# start of Working data

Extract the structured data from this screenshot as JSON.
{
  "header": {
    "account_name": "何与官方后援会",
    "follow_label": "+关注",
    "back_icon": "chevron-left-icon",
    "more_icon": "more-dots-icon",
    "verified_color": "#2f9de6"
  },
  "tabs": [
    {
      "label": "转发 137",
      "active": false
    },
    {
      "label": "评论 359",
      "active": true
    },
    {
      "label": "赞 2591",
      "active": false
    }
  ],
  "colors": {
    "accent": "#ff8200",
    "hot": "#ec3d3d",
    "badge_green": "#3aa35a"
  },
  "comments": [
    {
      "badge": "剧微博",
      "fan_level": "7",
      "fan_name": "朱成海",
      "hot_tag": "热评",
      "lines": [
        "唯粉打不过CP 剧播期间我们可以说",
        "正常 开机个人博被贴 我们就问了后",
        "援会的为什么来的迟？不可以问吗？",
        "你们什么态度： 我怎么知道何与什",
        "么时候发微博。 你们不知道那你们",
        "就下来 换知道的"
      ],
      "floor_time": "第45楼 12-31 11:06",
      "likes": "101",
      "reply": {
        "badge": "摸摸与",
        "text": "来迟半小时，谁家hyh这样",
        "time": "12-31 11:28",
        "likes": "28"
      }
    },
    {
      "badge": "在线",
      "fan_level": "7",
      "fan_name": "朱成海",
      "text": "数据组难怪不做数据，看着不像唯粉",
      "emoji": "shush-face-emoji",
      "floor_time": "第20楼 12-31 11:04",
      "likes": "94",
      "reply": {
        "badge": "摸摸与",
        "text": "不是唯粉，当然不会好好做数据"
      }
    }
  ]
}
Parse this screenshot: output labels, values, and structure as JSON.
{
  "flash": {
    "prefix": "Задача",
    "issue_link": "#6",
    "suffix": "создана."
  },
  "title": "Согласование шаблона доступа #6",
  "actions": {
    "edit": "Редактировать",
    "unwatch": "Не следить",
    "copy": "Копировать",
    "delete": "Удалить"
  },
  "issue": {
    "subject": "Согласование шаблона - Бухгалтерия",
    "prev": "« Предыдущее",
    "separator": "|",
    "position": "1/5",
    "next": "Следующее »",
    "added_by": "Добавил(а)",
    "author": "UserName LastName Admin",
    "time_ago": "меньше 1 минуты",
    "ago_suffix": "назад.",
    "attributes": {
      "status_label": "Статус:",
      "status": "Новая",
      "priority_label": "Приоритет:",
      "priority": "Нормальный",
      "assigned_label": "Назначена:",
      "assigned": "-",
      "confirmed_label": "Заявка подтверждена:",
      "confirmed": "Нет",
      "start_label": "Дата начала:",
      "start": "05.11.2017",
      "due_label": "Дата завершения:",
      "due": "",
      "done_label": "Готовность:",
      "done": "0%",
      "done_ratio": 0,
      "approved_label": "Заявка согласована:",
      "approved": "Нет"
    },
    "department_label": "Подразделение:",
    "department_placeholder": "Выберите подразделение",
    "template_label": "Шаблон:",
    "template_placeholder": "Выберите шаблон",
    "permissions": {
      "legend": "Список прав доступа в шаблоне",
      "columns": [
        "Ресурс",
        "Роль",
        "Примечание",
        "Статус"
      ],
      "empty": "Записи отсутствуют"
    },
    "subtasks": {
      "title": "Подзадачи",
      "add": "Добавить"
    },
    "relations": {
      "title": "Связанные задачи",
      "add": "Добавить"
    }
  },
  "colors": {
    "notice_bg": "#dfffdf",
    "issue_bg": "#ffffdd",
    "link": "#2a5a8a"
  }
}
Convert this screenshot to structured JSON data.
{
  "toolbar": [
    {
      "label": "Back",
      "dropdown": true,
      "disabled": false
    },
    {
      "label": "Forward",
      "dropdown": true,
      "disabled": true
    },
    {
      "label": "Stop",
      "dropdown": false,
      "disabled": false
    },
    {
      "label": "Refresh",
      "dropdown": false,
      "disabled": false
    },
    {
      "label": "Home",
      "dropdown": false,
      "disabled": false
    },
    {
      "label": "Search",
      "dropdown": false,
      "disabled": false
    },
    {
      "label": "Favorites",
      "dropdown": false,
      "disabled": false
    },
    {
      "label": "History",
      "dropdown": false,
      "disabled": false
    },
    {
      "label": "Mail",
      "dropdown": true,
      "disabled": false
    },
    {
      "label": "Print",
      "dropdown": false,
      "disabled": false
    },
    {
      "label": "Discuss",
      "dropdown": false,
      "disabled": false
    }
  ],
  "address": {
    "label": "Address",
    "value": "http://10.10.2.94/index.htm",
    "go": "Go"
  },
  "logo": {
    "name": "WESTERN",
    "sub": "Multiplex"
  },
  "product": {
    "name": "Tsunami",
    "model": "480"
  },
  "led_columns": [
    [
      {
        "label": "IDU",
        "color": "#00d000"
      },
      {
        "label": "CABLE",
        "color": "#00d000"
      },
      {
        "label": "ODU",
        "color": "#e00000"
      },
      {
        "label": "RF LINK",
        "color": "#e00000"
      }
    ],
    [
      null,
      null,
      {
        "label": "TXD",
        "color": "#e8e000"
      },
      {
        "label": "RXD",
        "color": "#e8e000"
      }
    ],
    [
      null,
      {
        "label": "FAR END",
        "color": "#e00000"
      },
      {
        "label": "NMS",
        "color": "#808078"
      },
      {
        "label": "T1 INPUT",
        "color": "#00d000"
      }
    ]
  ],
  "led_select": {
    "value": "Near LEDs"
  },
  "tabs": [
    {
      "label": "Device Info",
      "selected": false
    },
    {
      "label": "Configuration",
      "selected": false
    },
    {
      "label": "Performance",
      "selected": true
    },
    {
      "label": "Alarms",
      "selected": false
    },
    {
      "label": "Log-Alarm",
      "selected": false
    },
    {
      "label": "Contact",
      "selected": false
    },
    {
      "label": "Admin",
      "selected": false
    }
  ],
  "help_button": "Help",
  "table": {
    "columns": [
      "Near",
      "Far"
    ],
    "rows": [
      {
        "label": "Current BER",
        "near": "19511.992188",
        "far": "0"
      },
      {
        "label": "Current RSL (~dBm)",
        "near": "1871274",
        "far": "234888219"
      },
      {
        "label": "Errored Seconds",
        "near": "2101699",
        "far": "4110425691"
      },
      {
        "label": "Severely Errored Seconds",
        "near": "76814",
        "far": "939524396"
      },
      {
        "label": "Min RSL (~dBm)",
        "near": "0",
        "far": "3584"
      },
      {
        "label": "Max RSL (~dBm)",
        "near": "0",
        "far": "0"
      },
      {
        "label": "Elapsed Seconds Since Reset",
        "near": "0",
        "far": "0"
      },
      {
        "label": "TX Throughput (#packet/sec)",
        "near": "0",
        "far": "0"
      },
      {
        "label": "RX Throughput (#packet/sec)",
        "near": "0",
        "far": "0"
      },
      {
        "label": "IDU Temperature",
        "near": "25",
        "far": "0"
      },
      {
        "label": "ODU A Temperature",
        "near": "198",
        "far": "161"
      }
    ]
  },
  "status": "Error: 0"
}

# end of Working data

→ Work instructions
Give the records above again, word for word.

→ Worked solution
Extract the structured data from this screenshot as JSON.
{
  "header": {
    "account_name": "何与官方后援会",
    "follow_label": "+关注",
    "back_icon": "chevron-left-icon",
    "more_icon": "more-dots-icon",
    "verified_color": "#2f9de6"
  },
  "tabs": [
    {
      "label": "转发 137",
      "active": false
    },
    {
      "label": "评论 359",
      "active": true
    },
    {
      "label": "赞 2591",
      "active": false
    }
  ],
  "colors": {
    "accent": "#ff8200",
    "hot": "#ec3d3d",
    "badge_green": "#3aa35a"
  },
  "comments": [
    {
      "badge": "剧微博",
      "fan_level": "7",
      "fan_name": "朱成海",
      "hot_tag": "热评",
      "lines": [
        "唯粉打不过CP 剧播期间我们可以说",
        "正常 开机个人博被贴 我们就问了后",
        "援会的为什么来的迟？不可以问吗？",
        "你们什么态度： 我怎么知道何与什",
        "么时候发微博。 你们不知道那你们",
        "就下来 换知道的"
      ],
      "floor_time": "第45楼 12-31 11:06",
      "likes": "101",
      "reply": {
        "badge": "摸摸与",
        "text": "来迟半小时，谁家hyh这样",
        "time": "12-31 11:28",
        "likes": "28"
      }
    },
    {
      "badge": "在线",
      "fan_level": "7",
      "fan_name": "朱成海",
      "text": "数据组难怪不做数据，看着不像唯粉",
      "emoji": "shush-face-emoji",
      "floor_time": "第20楼 12-31 11:04",
      "likes": "94",
      "reply": {
        "badge": "摸摸与",
        "text": "不是唯粉，当然不会好好做数据"
      }
    }
  ]
}
Parse this screenshot: output labels, values, and structure as JSON.
{
  "flash": {
    "prefix": "Задача",
    "issue_link": "#6",
    "suffix": "создана."
  },
  "title": "Согласование шаблона доступа #6",
  "actions": {
    "edit": "Редактировать",
    "unwatch": "Не следить",
    "copy": "Копировать",
    "delete": "Удалить"
  },
  "issue": {
    "subject": "Согласование шаблона - Бухгалтерия",
    "prev": "« Предыдущее",
    "separator": "|",
    "position": "1/5",
    "next": "Следующее »",
    "added_by": "Добавил(а)",
    "author": "UserName LastName Admin",
    "time_ago": "меньше 1 минуты",
    "ago_suffix": "назад.",
    "attributes": {
      "status_label": "Статус:",
      "status": "Новая",
      "priority_label": "Приоритет:",
      "priority": "Нормальный",
      "assigned_label": "Назначена:",
      "assigned": "-",
      "confirmed_label": "Заявка подтверждена:",
      "confirmed": "Нет",
      "start_label": "Дата начала:",
      "start": "05.11.2017",
      "due_label": "Дата завершения:",
      "due": "",
      "done_label": "Готовность:",
      "done": "0%",
      "done_ratio": 0,
      "approved_label": "Заявка согласована:",
      "approved": "Нет"
    },
    "department_label": "Подразделение:",
    "department_placeholder": "Выберите подразделение",
    "template_label": "Шаблон:",
    "template_placeholder": "Выберите шаблон",
    "permissions": {
      "legend": "Список прав доступа в шаблоне",
      "columns": [
        "Ресурс",
        "Роль",
        "Примечание",
        "Статус"
      ],
      "empty": "Записи отсутствуют"
    },
    "subtasks": {
      "title": "Подзадачи",
      "add": "Добавить"
    },
    "relations": {
      "title": "Связанные задачи",
      "add": "Добавить"
    }
  },
  "colors": {
    "notice_bg": "#dfffdf",
    "issue_bg": "#ffffdd",
    "link": "#2a5a8a"
  }
}
Convert this screenshot to structured JSON data.
{
  "toolbar": [
    {
      "label": "Back",
      "dropdown": true,
      "disabled": false
    },
    {
      "label": "Forward",
      "dropdown": true,
      "disabled": true
    },
    {
      "label": "Stop",
      "dropdown": false,
      "disabled": false
    },
    {
      "label": "Refresh",
      "dropdown": false,
      "disabled": false
    },
    {
      "label": "Home",
      "dropdown": false,
      "disabled": false
    },
    {
      "label": "Search",
      "dropdown": false,
      "disabled": false
    },
    {
      "label": "Favorites",
      "dropdown": false,
      "disabled": false
    },
    {
      "label": "History",
      "dropdown": false,
      "disabled": false
    },
    {
      "label": "Mail",
      "dropdown": true,
      "disabled": false
    },
    {
      "label": "Print",
      "dropdown": false,
      "disabled": false
    },
    {
      "label": "Discuss",
      "dropdown": false,
      "disabled": false
    }
  ],
  "address": {
    "label": "Address",
    "value": "http://10.10.2.94/index.htm",
    "go": "Go"
  },
  "logo": {
    "name": "WESTERN",
    "sub": "Multiplex"
  },
  "product": {
    "name": "Tsunami",
    "model": "480"
  },
  "led_columns": [
    [
      {
        "label": "IDU",
        "color": "#00d000"
      },
      {
        "label": "CABLE",
        "color": "#00d000"
      },
      {
        "label": "ODU",
        "color": "#e00000"
      },
      {
        "label": "RF LINK",
        "color": "#e00000"
      }
    ],
    [
      null,
      null,
      {
        "label": "TXD",
        "color": "#e8e000"
      },
      {
        "label": "RXD",
        "color": "#e8e000"
      }
    ],
    [
      null,
      {
        "label": "FAR END",
        "color": "#e00000"
      },
      {
        "label": "NMS",
        "color": "#808078"
      },
      {
        "label": "T1 INPUT",
        "color": "#00d000"
      }
    ]
  ],
  "led_select": {
    "value": "Near LEDs"
  },
  "tabs": [
    {
      "label": "Device Info",
      "selected": false
    },
    {
      "label": "Configuration",
      "selected": false
    },
    {
      "label": "Performance",
      "selected": true
    },
    {
      "label": "Alarms",
      "selected": false
    },
    {
      "label": "Log-Alarm",
      "selected": false
    },
    {
      "label": "Contact",
      "selected": false
    },
    {
      "label": "Admin",
      "selected": false
    }
  ],
  "help_button": "Help",
  "table": {
    "columns": [
      "Near",
      "Far"
    ],
    "rows": [
      {
        "label": "Current BER",
        "near": "19511.992188",
        "far": "0"
      },
      {
        "label": "Current RSL (~dBm)",
        "near": "1871274",
        "far": "234888219"
      },
      {
        "label": "Errored Seconds",
        "near": "2101699",
        "far": "4110425691"
      },
      {
        "label": "Severely Errored Seconds",
        "near": "76814",
        "far": "939524396"
      },
      {
        "label": "Min RSL (~dBm)",
        "near": "0",
        "far": "3584"
      },
      {
        "label": "Max RSL (~dBm)",
        "near": "0",
        "far": "0"
      },
      {
        "label": "Elapsed Seconds Since Reset",
        "near": "0",
        "far": "0"
      },
      {
        "label": "TX Throughput (#packet/sec)",
        "near": "0",
        "far": "0"
      },
      {
        "label": "RX Throughput (#packet/sec)",
        "near": "0",
        "far": "0"
      },
      {
        "label": "IDU Temperature",
        "near": "25",
        "far": "0"
      },
      {
        "label": "ODU A Temperature",
        "near": "198",
        "far": "161"
      }
    ]
  },
  "status": "Error: 0"
}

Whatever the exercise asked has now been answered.